-- STATED GOAL --
Where the data below has the string "ylabel", return the whole line.

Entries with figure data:
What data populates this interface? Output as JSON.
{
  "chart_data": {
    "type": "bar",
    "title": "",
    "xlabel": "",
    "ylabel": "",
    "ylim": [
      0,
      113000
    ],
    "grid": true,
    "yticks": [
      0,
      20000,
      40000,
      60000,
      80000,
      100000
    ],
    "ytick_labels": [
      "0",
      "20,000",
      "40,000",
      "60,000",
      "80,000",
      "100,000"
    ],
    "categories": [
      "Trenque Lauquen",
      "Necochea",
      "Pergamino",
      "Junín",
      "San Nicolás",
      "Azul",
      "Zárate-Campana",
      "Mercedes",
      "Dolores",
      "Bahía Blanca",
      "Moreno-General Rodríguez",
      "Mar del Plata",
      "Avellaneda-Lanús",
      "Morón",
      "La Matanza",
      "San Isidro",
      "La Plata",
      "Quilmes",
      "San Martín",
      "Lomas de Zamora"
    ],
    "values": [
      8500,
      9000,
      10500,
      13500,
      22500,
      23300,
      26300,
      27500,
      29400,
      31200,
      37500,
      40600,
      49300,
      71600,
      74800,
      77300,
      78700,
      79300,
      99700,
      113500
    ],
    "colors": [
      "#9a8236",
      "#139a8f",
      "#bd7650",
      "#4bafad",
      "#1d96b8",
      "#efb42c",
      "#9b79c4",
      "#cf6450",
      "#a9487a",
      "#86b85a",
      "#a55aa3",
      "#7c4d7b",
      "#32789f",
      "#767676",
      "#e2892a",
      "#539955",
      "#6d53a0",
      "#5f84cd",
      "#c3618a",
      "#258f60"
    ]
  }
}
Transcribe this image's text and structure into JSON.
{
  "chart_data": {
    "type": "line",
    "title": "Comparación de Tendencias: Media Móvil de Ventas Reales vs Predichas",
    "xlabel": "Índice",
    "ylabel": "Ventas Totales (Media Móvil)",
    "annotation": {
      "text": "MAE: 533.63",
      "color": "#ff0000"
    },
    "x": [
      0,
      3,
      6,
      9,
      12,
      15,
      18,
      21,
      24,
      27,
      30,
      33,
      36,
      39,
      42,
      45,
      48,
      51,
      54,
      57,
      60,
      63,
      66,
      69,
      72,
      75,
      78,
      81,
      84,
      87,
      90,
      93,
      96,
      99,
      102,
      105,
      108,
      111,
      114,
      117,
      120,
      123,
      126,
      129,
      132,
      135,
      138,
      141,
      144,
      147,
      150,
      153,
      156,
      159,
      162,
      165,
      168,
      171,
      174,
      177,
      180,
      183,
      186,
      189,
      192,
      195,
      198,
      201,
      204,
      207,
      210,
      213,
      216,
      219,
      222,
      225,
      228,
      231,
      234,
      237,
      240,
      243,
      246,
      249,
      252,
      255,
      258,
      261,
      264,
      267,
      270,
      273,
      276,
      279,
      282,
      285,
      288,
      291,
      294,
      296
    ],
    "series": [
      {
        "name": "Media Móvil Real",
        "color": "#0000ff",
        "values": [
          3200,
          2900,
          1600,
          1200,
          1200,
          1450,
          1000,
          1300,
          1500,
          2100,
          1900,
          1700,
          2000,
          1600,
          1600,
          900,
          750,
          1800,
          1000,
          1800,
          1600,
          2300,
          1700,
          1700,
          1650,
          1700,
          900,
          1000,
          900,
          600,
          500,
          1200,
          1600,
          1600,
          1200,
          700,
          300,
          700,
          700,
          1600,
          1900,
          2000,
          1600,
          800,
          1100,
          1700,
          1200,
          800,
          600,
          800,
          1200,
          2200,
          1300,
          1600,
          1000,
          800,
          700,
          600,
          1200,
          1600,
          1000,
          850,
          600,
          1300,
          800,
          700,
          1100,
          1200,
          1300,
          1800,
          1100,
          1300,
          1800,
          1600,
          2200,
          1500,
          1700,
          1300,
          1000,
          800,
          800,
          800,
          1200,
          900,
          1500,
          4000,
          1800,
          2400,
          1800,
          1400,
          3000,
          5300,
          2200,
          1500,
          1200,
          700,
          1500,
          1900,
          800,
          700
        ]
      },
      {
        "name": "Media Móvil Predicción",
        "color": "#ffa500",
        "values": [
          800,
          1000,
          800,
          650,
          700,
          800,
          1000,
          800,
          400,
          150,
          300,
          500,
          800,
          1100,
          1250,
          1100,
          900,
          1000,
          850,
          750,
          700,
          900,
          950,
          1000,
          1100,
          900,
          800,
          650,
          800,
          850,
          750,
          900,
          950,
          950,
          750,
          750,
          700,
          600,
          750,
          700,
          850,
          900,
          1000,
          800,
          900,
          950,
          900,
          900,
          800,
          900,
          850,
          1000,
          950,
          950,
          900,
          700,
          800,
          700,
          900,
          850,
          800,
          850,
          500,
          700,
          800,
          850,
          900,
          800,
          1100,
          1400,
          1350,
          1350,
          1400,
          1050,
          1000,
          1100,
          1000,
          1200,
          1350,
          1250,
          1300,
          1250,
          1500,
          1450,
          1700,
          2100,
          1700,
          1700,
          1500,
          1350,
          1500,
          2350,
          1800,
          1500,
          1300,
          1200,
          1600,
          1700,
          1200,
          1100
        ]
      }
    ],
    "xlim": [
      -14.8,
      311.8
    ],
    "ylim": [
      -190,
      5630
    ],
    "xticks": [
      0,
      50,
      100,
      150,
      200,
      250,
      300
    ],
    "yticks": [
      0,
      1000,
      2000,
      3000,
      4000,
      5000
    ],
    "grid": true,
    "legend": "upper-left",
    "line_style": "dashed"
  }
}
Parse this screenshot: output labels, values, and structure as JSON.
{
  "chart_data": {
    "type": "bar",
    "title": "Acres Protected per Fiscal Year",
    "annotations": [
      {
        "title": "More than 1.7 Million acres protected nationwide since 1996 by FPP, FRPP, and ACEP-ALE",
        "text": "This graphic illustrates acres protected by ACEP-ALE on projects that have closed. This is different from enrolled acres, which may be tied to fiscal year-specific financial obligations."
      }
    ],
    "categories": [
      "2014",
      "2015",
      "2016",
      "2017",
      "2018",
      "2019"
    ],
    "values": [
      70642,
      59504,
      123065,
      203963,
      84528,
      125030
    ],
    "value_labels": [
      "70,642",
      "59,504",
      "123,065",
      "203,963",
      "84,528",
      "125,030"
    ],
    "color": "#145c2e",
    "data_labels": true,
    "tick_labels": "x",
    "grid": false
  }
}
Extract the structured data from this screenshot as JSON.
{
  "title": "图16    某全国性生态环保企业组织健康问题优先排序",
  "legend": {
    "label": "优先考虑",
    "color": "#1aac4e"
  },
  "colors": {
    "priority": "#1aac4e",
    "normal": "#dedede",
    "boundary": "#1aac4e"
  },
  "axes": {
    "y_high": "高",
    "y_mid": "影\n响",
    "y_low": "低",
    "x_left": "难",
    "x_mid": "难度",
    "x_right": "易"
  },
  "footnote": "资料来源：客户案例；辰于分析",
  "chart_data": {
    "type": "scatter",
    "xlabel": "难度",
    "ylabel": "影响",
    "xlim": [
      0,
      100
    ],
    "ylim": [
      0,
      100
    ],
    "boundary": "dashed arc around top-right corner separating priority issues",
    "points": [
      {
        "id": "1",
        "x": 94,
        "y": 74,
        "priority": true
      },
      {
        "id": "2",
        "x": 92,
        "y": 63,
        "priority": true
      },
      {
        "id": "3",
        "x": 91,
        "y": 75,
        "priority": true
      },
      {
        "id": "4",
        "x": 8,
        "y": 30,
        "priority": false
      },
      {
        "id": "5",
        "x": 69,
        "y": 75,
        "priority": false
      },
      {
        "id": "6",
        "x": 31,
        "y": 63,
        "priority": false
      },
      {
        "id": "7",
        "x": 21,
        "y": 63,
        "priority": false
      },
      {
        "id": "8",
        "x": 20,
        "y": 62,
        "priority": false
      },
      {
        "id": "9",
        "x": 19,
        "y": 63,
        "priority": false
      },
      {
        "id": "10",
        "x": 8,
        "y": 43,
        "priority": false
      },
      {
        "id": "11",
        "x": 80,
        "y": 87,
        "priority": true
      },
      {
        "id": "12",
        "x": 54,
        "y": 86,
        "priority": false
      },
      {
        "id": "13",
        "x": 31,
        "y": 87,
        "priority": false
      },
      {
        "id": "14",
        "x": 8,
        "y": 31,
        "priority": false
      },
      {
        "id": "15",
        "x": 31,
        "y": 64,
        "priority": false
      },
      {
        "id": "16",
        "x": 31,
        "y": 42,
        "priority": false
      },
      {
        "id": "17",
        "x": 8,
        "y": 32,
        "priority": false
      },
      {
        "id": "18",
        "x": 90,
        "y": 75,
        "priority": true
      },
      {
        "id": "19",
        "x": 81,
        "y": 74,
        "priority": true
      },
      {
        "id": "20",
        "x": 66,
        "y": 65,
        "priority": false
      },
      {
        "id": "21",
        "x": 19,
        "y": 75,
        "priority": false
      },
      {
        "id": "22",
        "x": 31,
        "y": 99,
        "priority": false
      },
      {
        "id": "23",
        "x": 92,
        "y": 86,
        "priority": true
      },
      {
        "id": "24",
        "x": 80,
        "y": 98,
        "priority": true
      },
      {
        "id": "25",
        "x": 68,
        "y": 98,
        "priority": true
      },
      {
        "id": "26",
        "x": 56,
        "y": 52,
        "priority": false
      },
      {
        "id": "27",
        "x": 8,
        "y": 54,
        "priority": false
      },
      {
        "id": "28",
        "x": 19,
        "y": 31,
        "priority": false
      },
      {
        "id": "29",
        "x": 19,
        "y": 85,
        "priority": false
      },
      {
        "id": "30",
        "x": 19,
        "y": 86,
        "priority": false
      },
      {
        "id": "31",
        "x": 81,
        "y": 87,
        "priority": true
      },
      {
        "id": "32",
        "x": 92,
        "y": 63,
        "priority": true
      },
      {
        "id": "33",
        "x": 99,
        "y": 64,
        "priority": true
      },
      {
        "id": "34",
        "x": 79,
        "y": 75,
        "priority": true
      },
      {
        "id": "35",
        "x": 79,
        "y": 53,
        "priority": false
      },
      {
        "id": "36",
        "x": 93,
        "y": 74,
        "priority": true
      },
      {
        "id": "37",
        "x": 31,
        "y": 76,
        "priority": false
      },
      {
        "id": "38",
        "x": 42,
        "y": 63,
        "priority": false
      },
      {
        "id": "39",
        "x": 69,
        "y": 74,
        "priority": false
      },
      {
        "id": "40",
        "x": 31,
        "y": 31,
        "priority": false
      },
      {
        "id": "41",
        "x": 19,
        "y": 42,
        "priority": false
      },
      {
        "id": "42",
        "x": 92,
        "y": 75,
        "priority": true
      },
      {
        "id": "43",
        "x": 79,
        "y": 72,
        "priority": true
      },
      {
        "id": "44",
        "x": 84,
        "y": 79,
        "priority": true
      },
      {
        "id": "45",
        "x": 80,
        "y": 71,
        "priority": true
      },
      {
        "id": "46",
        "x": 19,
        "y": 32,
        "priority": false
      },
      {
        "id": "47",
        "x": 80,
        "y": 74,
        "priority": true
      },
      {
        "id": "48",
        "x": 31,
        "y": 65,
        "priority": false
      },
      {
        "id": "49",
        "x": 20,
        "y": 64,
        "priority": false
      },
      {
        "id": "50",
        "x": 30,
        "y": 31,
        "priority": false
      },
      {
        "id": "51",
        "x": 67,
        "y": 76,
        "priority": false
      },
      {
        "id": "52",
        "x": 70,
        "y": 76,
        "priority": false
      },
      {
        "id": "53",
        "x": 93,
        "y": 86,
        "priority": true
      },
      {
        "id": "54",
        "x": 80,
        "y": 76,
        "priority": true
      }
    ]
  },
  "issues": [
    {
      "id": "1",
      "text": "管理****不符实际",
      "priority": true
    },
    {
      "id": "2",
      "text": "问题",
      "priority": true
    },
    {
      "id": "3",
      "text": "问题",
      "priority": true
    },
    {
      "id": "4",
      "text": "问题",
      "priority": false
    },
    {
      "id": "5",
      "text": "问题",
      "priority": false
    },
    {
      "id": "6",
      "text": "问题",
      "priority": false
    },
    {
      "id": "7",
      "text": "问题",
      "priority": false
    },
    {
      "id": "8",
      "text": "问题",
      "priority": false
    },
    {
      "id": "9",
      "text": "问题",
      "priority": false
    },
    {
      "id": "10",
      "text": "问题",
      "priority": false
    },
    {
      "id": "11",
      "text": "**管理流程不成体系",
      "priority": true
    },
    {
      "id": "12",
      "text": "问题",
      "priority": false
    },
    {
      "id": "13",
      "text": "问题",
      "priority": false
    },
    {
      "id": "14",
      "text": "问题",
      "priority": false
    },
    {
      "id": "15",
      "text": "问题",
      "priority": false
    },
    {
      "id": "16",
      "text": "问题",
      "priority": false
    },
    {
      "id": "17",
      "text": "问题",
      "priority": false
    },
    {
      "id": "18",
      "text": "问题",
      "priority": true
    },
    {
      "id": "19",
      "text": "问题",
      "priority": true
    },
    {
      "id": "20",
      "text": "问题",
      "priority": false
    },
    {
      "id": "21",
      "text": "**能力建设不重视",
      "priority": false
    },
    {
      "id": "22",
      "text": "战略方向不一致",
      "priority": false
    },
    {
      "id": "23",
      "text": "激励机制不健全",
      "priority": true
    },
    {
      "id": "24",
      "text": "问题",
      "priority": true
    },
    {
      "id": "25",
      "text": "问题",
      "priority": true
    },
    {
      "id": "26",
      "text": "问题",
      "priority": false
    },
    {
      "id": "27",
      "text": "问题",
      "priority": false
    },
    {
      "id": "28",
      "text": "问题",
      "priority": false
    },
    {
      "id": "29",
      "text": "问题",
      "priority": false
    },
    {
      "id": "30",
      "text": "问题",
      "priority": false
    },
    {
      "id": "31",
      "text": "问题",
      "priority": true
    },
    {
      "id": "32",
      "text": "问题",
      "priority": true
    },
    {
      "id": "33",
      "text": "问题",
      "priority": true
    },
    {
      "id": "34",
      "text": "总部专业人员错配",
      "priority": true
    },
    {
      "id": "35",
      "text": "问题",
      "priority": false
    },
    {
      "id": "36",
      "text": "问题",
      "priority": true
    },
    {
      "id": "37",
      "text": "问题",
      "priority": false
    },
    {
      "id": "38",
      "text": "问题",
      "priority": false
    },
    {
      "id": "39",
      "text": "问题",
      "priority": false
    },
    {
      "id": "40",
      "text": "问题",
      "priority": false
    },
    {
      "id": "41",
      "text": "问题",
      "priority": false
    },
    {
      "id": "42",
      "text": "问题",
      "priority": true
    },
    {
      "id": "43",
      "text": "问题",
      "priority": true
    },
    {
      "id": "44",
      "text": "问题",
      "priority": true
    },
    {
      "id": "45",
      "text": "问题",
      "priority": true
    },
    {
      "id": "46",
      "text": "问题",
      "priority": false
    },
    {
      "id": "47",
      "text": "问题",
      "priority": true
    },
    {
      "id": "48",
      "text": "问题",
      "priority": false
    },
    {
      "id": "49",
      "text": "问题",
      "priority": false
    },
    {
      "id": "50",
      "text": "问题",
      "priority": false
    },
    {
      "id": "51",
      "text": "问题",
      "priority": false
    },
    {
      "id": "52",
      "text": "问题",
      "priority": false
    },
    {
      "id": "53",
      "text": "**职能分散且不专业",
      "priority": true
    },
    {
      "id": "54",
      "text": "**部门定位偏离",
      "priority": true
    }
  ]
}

-- RESPONSE --
    "ylabel": "",
    "ylabel": "Ventas Totales (Media Móvil)",
    "ylabel": "影响",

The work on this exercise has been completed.